Exercise input =
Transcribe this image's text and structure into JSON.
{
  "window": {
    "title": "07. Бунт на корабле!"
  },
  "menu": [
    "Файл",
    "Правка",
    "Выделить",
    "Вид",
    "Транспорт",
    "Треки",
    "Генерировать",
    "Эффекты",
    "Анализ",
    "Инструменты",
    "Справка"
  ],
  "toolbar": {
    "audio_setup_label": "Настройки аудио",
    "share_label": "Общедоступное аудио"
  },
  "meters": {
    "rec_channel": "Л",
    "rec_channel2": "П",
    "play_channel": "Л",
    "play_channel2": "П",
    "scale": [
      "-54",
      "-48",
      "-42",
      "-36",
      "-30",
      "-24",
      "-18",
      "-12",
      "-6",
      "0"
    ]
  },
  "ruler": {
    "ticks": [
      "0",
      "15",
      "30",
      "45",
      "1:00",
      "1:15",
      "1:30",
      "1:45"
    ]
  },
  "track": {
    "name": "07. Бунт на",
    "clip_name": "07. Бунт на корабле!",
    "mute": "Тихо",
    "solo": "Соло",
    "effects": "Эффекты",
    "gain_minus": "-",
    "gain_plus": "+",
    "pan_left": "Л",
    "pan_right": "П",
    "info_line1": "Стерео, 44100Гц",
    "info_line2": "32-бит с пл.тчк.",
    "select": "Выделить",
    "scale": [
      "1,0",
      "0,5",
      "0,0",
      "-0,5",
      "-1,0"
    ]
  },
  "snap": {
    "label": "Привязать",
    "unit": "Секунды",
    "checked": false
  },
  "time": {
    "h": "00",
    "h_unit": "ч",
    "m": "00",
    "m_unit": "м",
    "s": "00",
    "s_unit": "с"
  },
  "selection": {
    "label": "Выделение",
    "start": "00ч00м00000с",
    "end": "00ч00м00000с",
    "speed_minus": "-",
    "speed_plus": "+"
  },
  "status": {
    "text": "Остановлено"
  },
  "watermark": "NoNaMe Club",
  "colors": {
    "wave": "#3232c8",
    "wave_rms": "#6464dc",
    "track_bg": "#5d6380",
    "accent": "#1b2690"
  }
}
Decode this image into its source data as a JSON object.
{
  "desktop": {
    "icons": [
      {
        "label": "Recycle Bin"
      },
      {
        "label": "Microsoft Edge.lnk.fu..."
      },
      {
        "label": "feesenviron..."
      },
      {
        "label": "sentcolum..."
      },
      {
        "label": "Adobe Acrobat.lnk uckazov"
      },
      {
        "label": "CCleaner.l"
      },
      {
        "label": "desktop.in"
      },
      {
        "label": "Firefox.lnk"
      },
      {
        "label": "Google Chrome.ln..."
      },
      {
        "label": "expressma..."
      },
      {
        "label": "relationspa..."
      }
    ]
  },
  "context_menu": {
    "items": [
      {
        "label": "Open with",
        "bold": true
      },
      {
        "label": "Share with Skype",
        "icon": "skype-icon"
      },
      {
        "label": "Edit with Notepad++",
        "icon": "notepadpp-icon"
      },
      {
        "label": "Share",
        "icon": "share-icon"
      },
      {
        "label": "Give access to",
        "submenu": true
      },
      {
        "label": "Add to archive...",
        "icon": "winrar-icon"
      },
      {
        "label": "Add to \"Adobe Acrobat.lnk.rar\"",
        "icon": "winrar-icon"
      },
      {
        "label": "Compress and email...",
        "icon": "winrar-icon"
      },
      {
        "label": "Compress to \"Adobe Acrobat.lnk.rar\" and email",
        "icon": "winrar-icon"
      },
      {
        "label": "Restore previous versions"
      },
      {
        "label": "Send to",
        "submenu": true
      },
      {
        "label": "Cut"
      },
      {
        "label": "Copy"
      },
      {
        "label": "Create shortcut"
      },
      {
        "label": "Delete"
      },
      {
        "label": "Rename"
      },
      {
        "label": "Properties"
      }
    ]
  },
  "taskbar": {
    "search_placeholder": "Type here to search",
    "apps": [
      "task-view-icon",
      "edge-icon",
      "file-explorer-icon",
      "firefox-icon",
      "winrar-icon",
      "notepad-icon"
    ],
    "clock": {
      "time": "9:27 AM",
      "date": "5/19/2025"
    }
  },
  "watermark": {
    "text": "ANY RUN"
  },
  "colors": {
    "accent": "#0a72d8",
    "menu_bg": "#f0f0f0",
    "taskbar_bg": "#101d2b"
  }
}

What the exercise asks = Scan the data above; copy every line where "Compress" appears.

Written solution =
        "label": "Compress and email...",
        "label": "Compress to \"Adobe Acrobat.lnk.rar\" and email",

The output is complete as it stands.